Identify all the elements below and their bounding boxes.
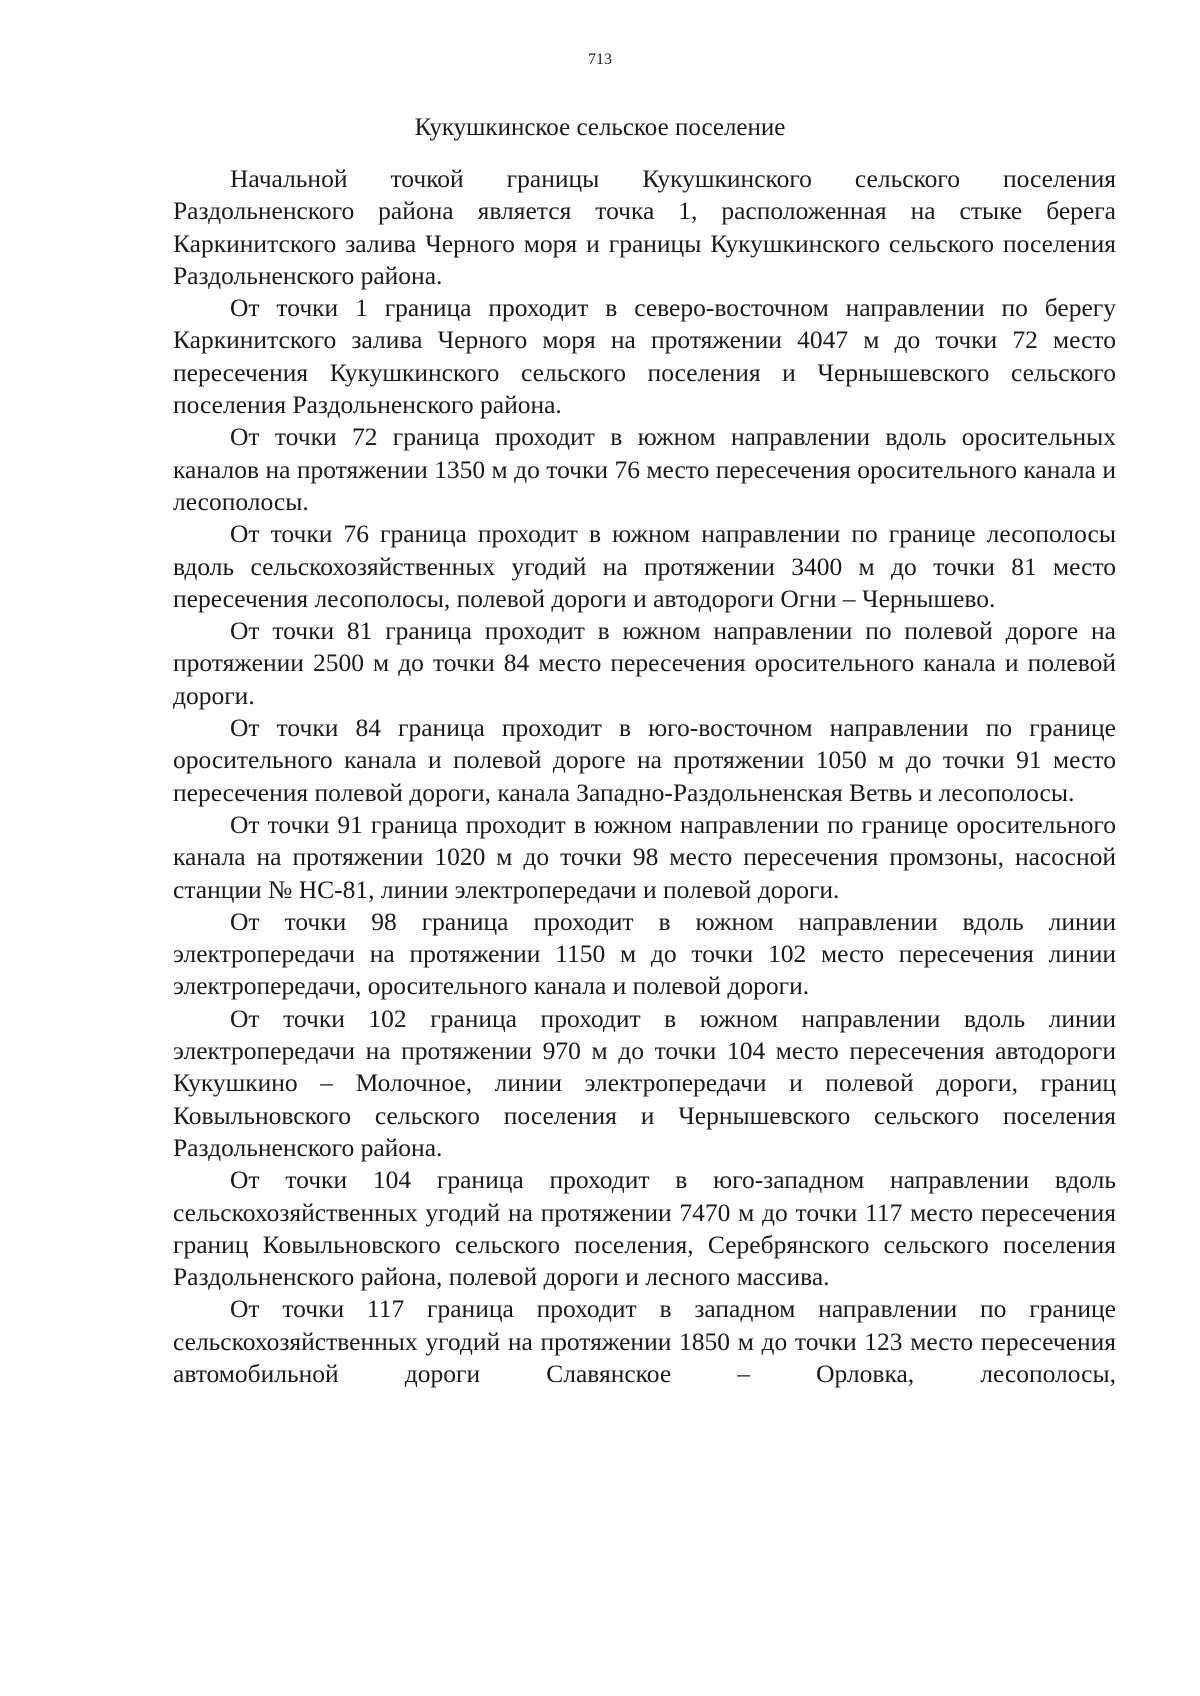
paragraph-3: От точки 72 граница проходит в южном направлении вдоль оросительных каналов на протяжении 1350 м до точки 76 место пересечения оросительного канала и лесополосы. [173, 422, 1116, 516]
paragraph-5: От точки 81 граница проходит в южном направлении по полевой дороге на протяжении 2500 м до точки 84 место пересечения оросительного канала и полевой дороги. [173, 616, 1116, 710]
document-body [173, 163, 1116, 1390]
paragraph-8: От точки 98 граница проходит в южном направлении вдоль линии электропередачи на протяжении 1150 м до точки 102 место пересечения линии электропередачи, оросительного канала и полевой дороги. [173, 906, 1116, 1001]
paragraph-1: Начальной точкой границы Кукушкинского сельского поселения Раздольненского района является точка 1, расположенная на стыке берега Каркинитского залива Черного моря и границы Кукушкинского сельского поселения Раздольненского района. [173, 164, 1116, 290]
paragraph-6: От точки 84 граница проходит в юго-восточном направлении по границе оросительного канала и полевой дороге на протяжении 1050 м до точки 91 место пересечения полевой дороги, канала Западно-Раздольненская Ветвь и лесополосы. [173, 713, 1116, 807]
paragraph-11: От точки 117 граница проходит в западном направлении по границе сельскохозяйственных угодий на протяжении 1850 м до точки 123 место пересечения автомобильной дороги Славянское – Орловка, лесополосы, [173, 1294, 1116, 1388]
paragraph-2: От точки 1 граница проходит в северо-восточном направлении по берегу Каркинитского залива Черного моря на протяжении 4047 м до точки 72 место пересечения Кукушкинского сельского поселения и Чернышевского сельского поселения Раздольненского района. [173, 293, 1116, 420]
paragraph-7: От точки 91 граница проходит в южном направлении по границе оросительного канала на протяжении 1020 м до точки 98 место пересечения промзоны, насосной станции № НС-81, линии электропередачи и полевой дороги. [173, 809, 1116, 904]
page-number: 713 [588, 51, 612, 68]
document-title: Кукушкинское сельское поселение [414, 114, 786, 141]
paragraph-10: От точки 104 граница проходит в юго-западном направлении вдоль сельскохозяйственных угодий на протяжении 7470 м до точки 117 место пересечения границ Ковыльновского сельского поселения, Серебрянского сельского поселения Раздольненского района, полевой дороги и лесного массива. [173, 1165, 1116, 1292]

____

#### INSTRUCTIONS TO FOLLOW:
Pick out each line of the listing above that contains the word "залива".

#### TASK RESULT:
paragraph-1: Начальной точкой границы Кукушкинского сельского поселения Раздольненского района является точка 1, расположенная на стыке берега Каркинитского залива Черного моря и границы Кукушкинского сельского поселения Раздольненского района. [173, 164, 1116, 290]
paragraph-2: От точки 1 граница проходит в северо-восточном направлении по берегу Каркинитского залива Черного моря на протяжении 4047 м до точки 72 место пересечения Кукушкинского сельского поселения и Чернышевского сельского поселения Раздольненского района. [173, 293, 1116, 420]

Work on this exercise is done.